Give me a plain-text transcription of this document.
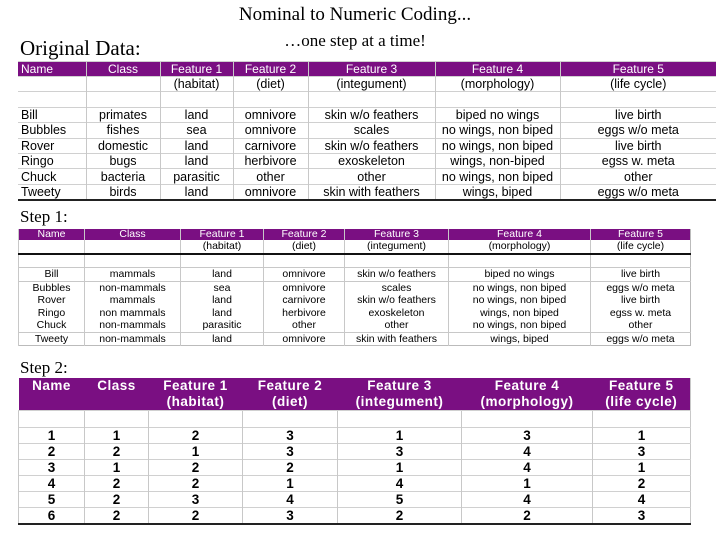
Nominal to Numeric Coding...
…one step at a time!
Original Data:
Step 1:
Step 2:
Name	Class	Feature 1	Feature 2	Feature 3	Feature 4	Feature 5
		(habitat)	(diet)	(integument)	(morphology)	(life cycle)

Bill	primates	land	omnivore	skin w/o feathers	biped no wings	live birth
Bubbles	fishes	sea	omnivore	scales	no wings, non biped	eggs w/o meta
Rover	domestic	land	carnivore	skin w/o feathers	no wings, non biped	live birth
Ringo	bugs	land	herbivore	exoskeleton	wings, non-biped	egss w. meta
Chuck	bacteria	parasitic	other	other	no wings, non biped	other
Tweety	birds	land	omnivore	skin with feathers	wings, biped	eggs w/o meta
Name	Class	Feature 1	Feature 2	Feature 3	Feature 4	Feature 5
		(habitat)	(diet)	(integument)	(morphology)	(life cycle)

Bill	mammals	land	omnivore	skin w/o feathers	biped no wings	live birth
Bubbles	non-mammals	sea	omnivore	scales	no wings, non biped	eggs w/o meta
Rover	mammals	land	carnivore	skin w/o feathers	no wings, non biped	live birth
Ringo	non mammals	land	herbivore	exoskeleton	wings, non biped	egss w. meta
Chuck	non-mammals	parasitic	other	other	no wings, non biped	other
Tweety	non-mammals	land	omnivore	skin with feathers	wings, biped	eggs w/o meta
Name	Class	Feature 1	Feature 2	Feature 3	Feature 4	Feature 5
		(habitat)	(diet)	(integument)	(morphology)	(life cycle)

1	1	2	3	1	3	1
2	2	1	3	3	4	3
3	1	2	2	1	4	1
4	2	2	1	4	1	2
5	2	3	4	5	4	4
6	2	2	3	2	2	3
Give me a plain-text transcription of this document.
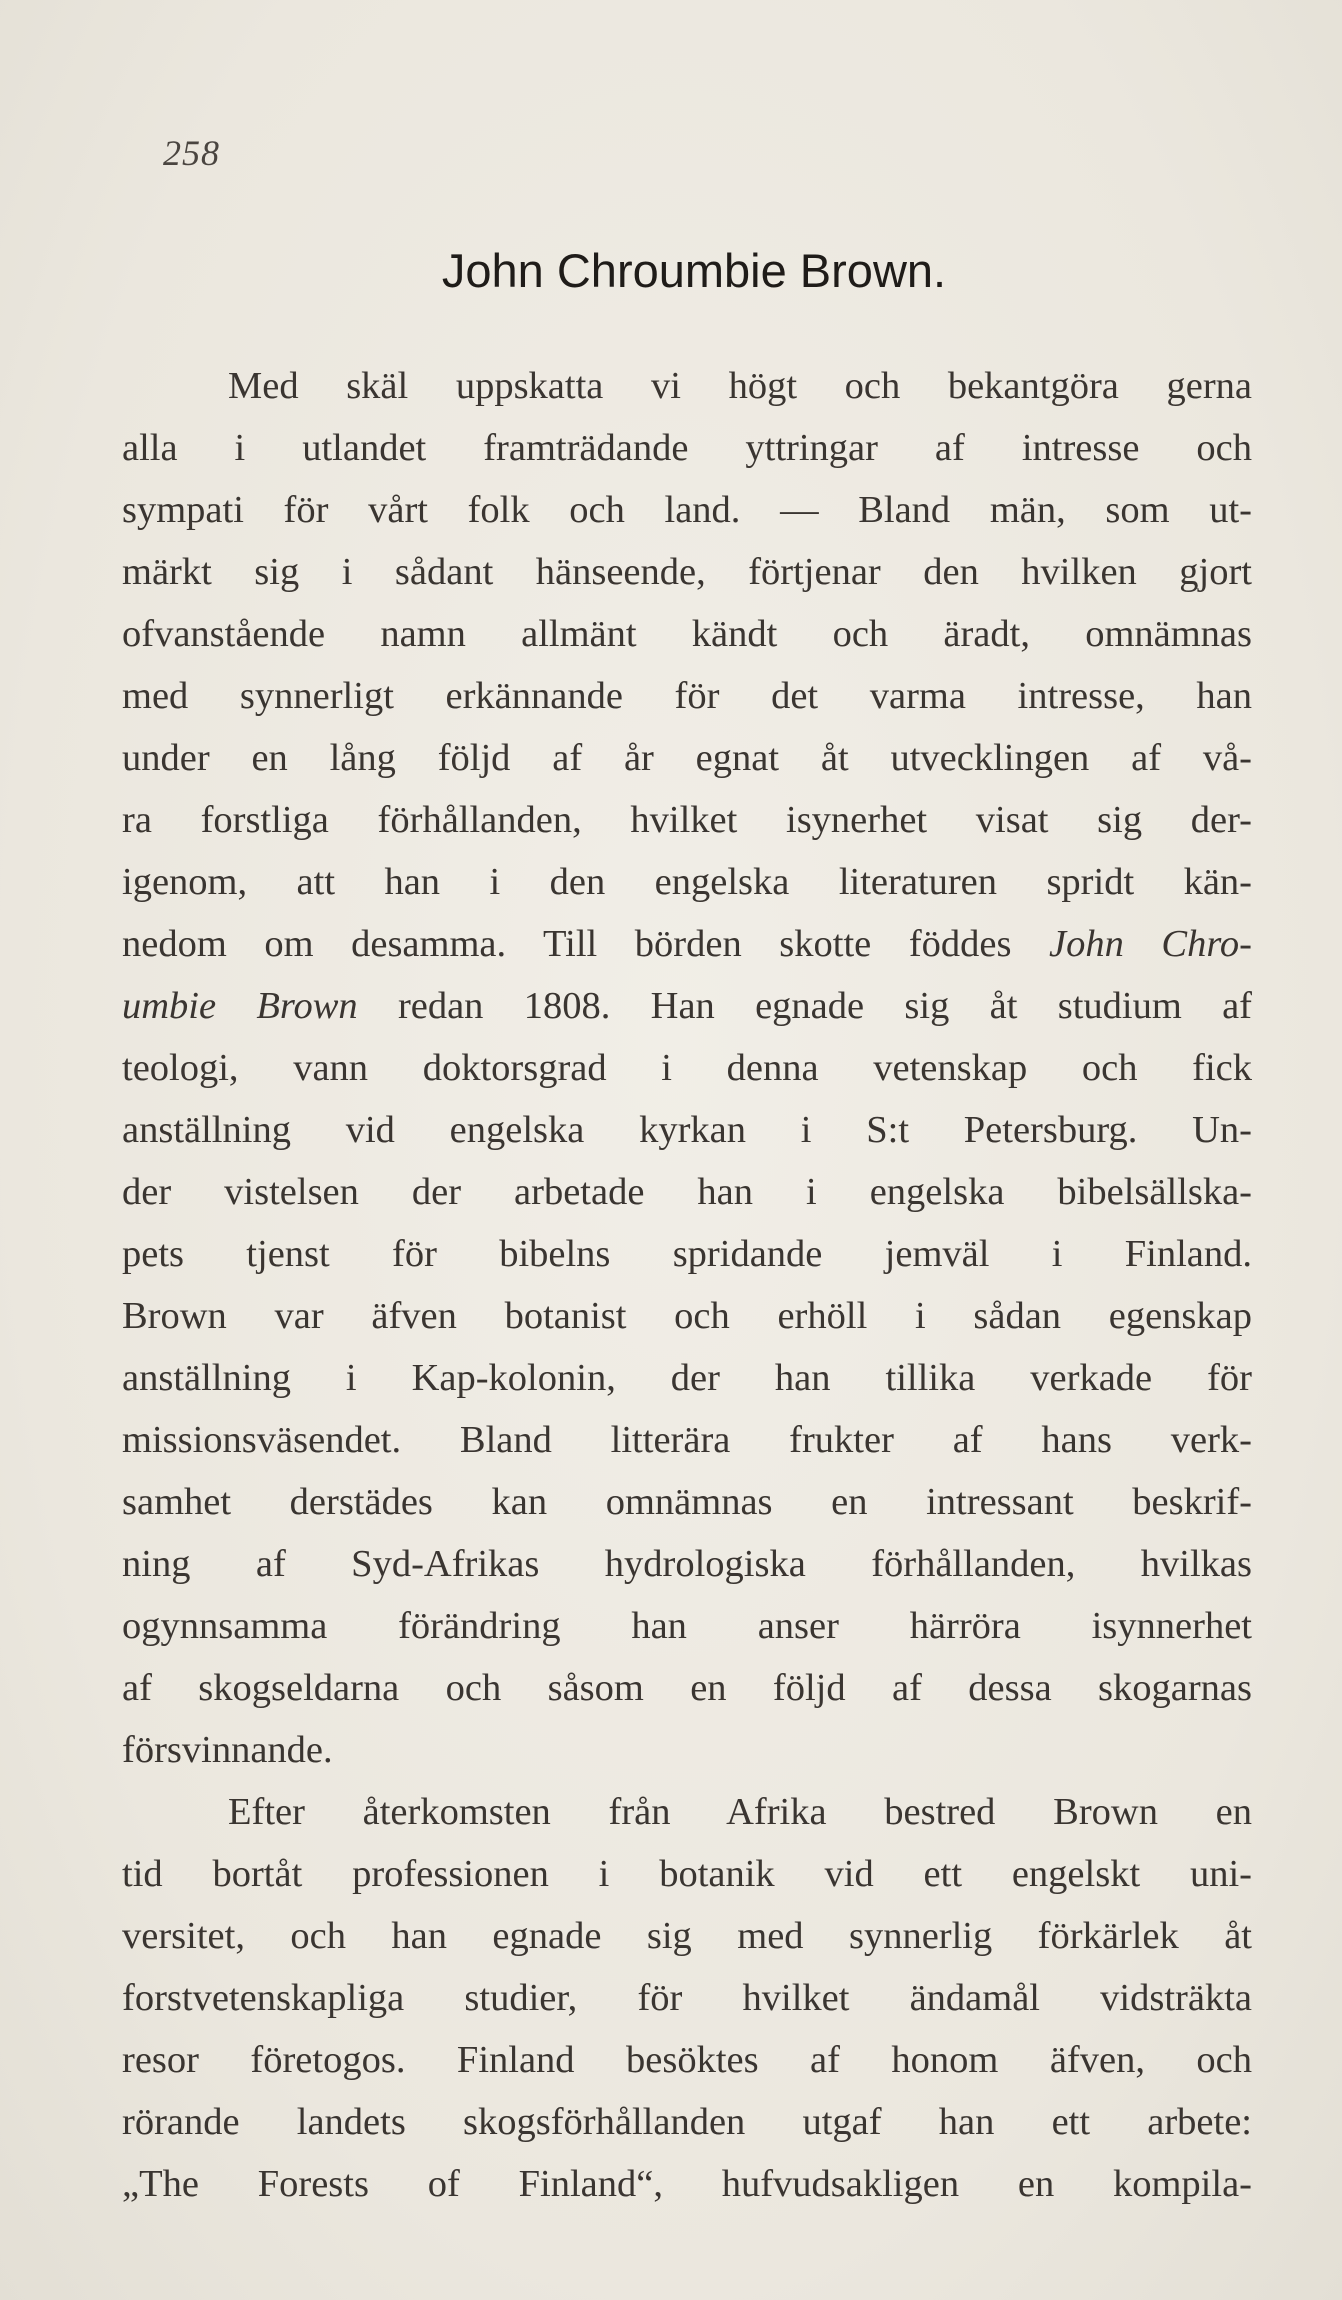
258
John Chroumbie Brown.
Med skäl uppskatta vi högt och bekantgöra gerna
alla i utlandet framträdande yttringar af intresse och
sympati för vårt folk och land. — Bland män, som ut-
märkt sig i sådant hänseende, förtjenar den hvilken gjort
ofvanstående namn allmänt kändt och äradt, omnämnas
med synnerligt erkännande för det varma intresse, han
under en lång följd af år egnat åt utvecklingen af vå-
ra forstliga förhållanden, hvilket isynerhet visat sig der-
igenom, att han i den engelska literaturen spridt kän-
nedom om desamma. Till börden skotte föddes John Chro-
umbie Brown redan 1808. Han egnade sig åt studium af
teologi, vann doktorsgrad i denna vetenskap och fick
anställning vid engelska kyrkan i S:t Petersburg. Un-
der vistelsen der arbetade han i engelska bibelsällska-
pets tjenst för bibelns spridande jemväl i Finland.
Brown var äfven botanist och erhöll i sådan egenskap
anställning i Kap-kolonin, der han tillika verkade för
missionsväsendet. Bland litterära frukter af hans verk-
samhet derstädes kan omnämnas en intressant beskrif-
ning af Syd-Afrikas hydrologiska förhållanden, hvilkas
ogynnsamma förändring han anser härröra isynnerhet
af skogseldarna och såsom en följd af dessa skogarnas
försvinnande.
Efter återkomsten från Afrika bestred Brown en
tid bortåt professionen i botanik vid ett engelskt uni-
versitet, och han egnade sig med synnerlig förkärlek åt
forstvetenskapliga studier, för hvilket ändamål vidsträkta
resor företogos. Finland besöktes af honom äfven, och
rörande landets skogsförhållanden utgaf han ett arbete:
„The Forests of Finland“, hufvudsakligen en kompila-
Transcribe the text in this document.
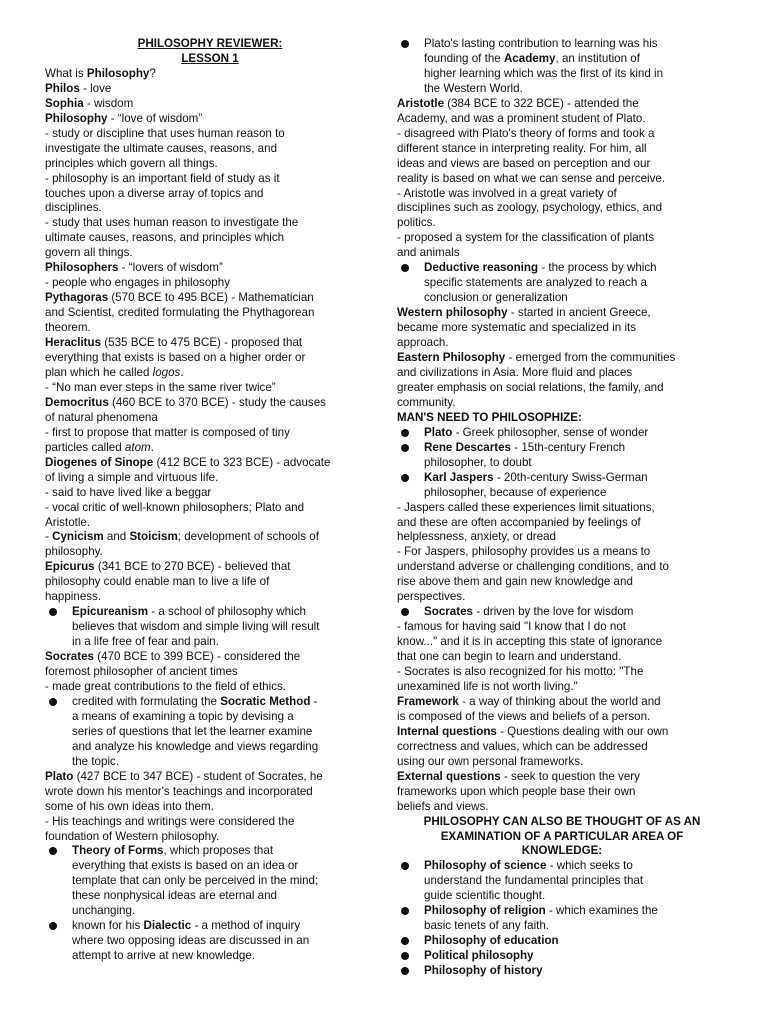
PHILOSOPHY REVIEWER:
LESSON 1
What is Philosophy?
Philos - love
Sophia - wisdom
Philosophy - “love of wisdom”
- study or discipline that uses human reason to
investigate the ultimate causes, reasons, and
principles which govern all things.
- philosophy is an important field of study as it
touches upon a diverse array of topics and
disciplines.
- study that uses human reason to investigate the
ultimate causes, reasons, and principles which
govern all things.
Philosophers - “lovers of wisdom”
- people who engages in philosophy
Pythagoras (570 BCE to 495 BCE) - Mathematician
and Scientist, credited formulating the Phythagorean
theorem.
Heraclitus (535 BCE to 475 BCE) - proposed that
everything that exists is based on a higher order or
plan which he called logos.
- “No man ever steps in the same river twice”
Democritus (460 BCE to 370 BCE) - study the causes
of natural phenomena
- first to propose that matter is composed of tiny
particles called atom.
Diogenes of Sinope (412 BCE to 323 BCE) - advocate
of living a simple and virtuous life.
- said to have lived like a beggar
- vocal critic of well-known philosophers; Plato and
Aristotle.
- Cynicism and Stoicism; development of schools of
philosophy.
Epicurus (341 BCE to 270 BCE) - believed that
philosophy could enable man to live a life of
happiness.
Epicureanism - a school of philosophy which
believes that wisdom and simple living will result
in a life free of fear and pain.
Socrates (470 BCE to 399 BCE) - considered the
foremost philosopher of ancient times
- made great contributions to the field of ethics.
credited with formulating the Socratic Method -
a means of examining a topic by devising a
series of questions that let the learner examine
and analyze his knowledge and views regarding
the topic.
Plato (427 BCE to 347 BCE) - student of Socrates, he
wrote down his mentor's teachings and incorporated
some of his own ideas into them.
- His teachings and writings were considered the
foundation of Western philosophy.
Theory of Forms, which proposes that
everything that exists is based on an idea or
template that can only be perceived in the mind;
these nonphysical ideas are eternal and
unchanging.
known for his Dialectic - a method of inquiry
where two opposing ideas are discussed in an
attempt to arrive at new knowledge.
Plato's lasting contribution to learning was his
founding of the Academy, an institution of
higher learning which was the first of its kind in
the Western World.
Aristotle (384 BCE to 322 BCE) - attended the
Academy, and was a prominent student of Plato.
- disagreed with Plato's theory of forms and took a
different stance in interpreting reality. For him, all
ideas and views are based on perception and our
reality is based on what we can sense and perceive.
- Aristotle was involved in a great variety of
disciplines such as zoology, psychology, ethics, and
politics.
- proposed a system for the classification of plants
and animals
Deductive reasoning - the process by which
specific statements are analyzed to reach a
conclusion or generalization
Western philosophy - started in ancient Greece,
became more systematic and specialized in its
approach.
Eastern Philosophy - emerged from the communities
and civilizations in Asia. More fluid and places
greater emphasis on social relations, the family, and
community.
MAN'S NEED TO PHILOSOPHIZE:
Plato - Greek philosopher, sense of wonder
Rene Descartes - 15th-century French
philosopher, to doubt
Karl Jaspers - 20th-century Swiss-German
philosopher, because of experience
- Jaspers called these experiences limit situations,
and these are often accompanied by feelings of
helplessness, anxiety, or dread
- For Jaspers, philosophy provides us a means to
understand adverse or challenging conditions, and to
rise above them and gain new knowledge and
perspectives.
Socrates - driven by the love for wisdom
- famous for having said "I know that I do not
know..." and it is in accepting this state of ignorance
that one can begin to learn and understand.
- Socrates is also recognized for his motto: "The
unexamined life is not worth living."
Framework - a way of thinking about the world and
is composed of the views and beliefs of a person.
Internal questions - Questions dealing with our own
correctness and values, which can be addressed
using our own personal frameworks.
External questions - seek to question the very
frameworks upon which people base their own
beliefs and views.
PHILOSOPHY CAN ALSO BE THOUGHT OF AS AN
EXAMINATION OF A PARTICULAR AREA OF
KNOWLEDGE:
Philosophy of science - which seeks to
understand the fundamental principles that
guide scientific thought.
Philosophy of religion - which examines the
basic tenets of any faith.
Philosophy of education
Political philosophy
Philosophy of history
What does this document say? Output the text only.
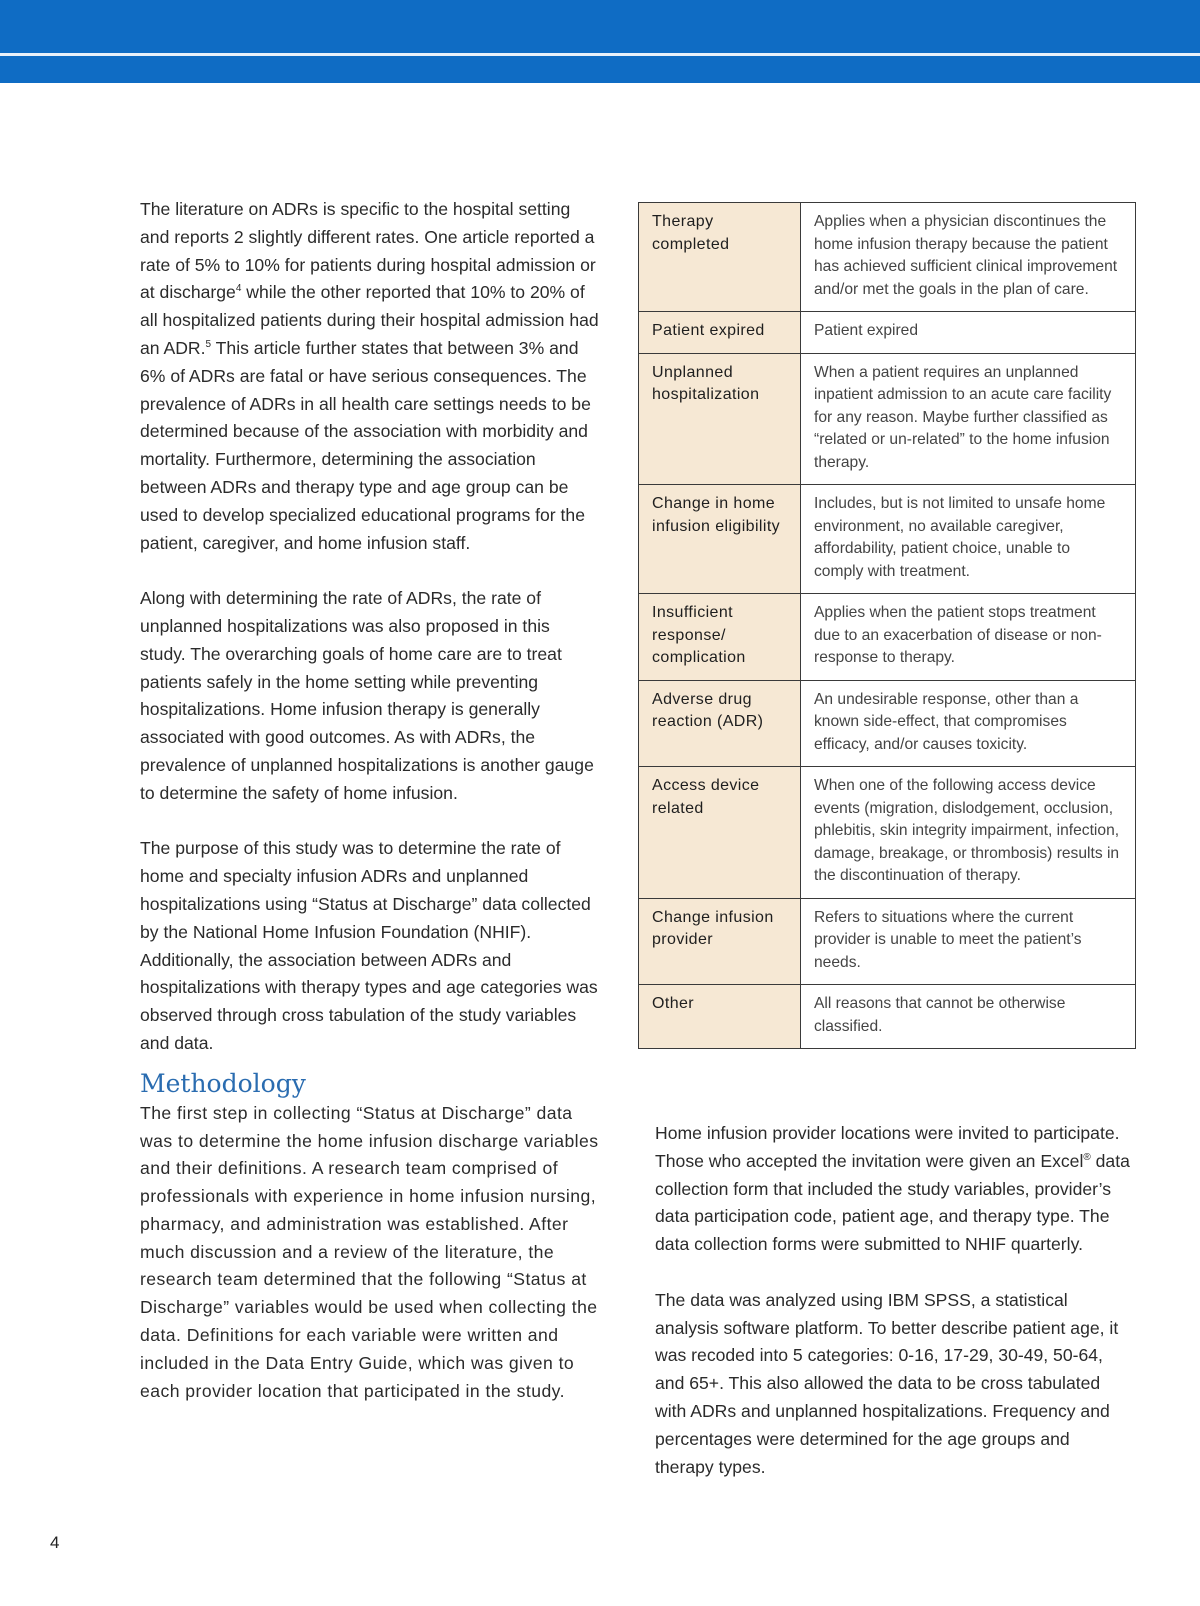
The literature on ADRs is specific to the hospital setting and reports 2 slightly different rates. One article reported a rate of 5% to 10% for patients during hospital admission or at discharge$^4$ while the other reported that 10% to 20% of all hospitalized patients during their hospital admission had an ADR.$^5$ This article further states that between 3% and 6% of ADRs are fatal or have serious consequences. The prevalence of ADRs in all health care settings needs to be determined because of the association with morbidity and mortality. Furthermore, determining the association between ADRs and therapy type and age group can be used to develop specialized educational programs for the patient, caregiver, and home infusion staff.

Along with determining the rate of ADRs, the rate of unplanned hospitalizations was also proposed in this study. The overarching goals of home care are to treat patients safely in the home setting while preventing hospitalizations. Home infusion therapy is generally associated with good outcomes. As with ADRs, the prevalence of unplanned hospitalizations is another gauge to determine the safety of home infusion.

The purpose of this study was to determine the rate of home and specialty infusion ADRs and unplanned hospitalizations using “Status at Discharge” data collected by the National Home Infusion Foundation (NHIF). Additionally, the association between ADRs and hospitalizations with therapy types and age categories was observed through cross tabulation of the study variables and data.

Methodology

The first step in collecting “Status at Discharge” data was to determine the home infusion discharge variables and their definitions. A research team comprised of professionals with experience in home infusion nursing, pharmacy, and administration was established. After much discussion and a review of the literature, the research team determined that the following “Status at Discharge” variables would be used when collecting the data. Definitions for each variable were written and included in the Data Entry Guide, which was given to each provider location that participated in the study.

Therapy completed	Applies when a physician discontinues the home infusion therapy because the patient has achieved sufficient clinical improvement and/or met the goals in the plan of care.
Patient expired	Patient expired
Unplanned hospitalization	When a patient requires an unplanned inpatient admission to an acute care facility for any reason. Maybe further classified as “related or un-related” to the home infusion therapy.
Change in home infusion eligibility	Includes, but is not limited to unsafe home environment, no available caregiver, affordability, patient choice, unable to comply with treatment.
Insufficient response/ complication	Applies when the patient stops treatment due to an exacerbation of disease or non-response to therapy.
Adverse drug reaction (ADR)	An undesirable response, other than a known side-effect, that compromises efficacy, and/or causes toxicity.
Access device related	When one of the following access device events (migration, dislodgement, occlusion, phlebitis, skin integrity impairment, infection, damage, breakage, or thrombosis) results in the discontinuation of therapy.
Change infusion provider	Refers to situations where the current provider is unable to meet the patient’s needs.
Other	All reasons that cannot be otherwise classified.

Home infusion provider locations were invited to participate. Those who accepted the invitation were given an Excel® data collection form that included the study variables, provider’s data participation code, patient age, and therapy type. The data collection forms were submitted to NHIF quarterly.

The data was analyzed using IBM SPSS, a statistical analysis software platform. To better describe patient age, it was recoded into 5 categories: 0-16, 17-29, 30-49, 50-64, and 65+. This also allowed the data to be cross tabulated with ADRs and unplanned hospitalizations. Frequency and percentages were determined for the age groups and therapy types.

4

++++++++++

Task description: Extract from the data every line where "Brown" shows up.

Output of the exercise:
John Chroumbie Brown.
umbie Brown redan 1808. Han egnade sig åt studium af
Brown var äfven botanist och erhöll i sådan egenskap
Efter återkomsten från Afrika bestred Brown en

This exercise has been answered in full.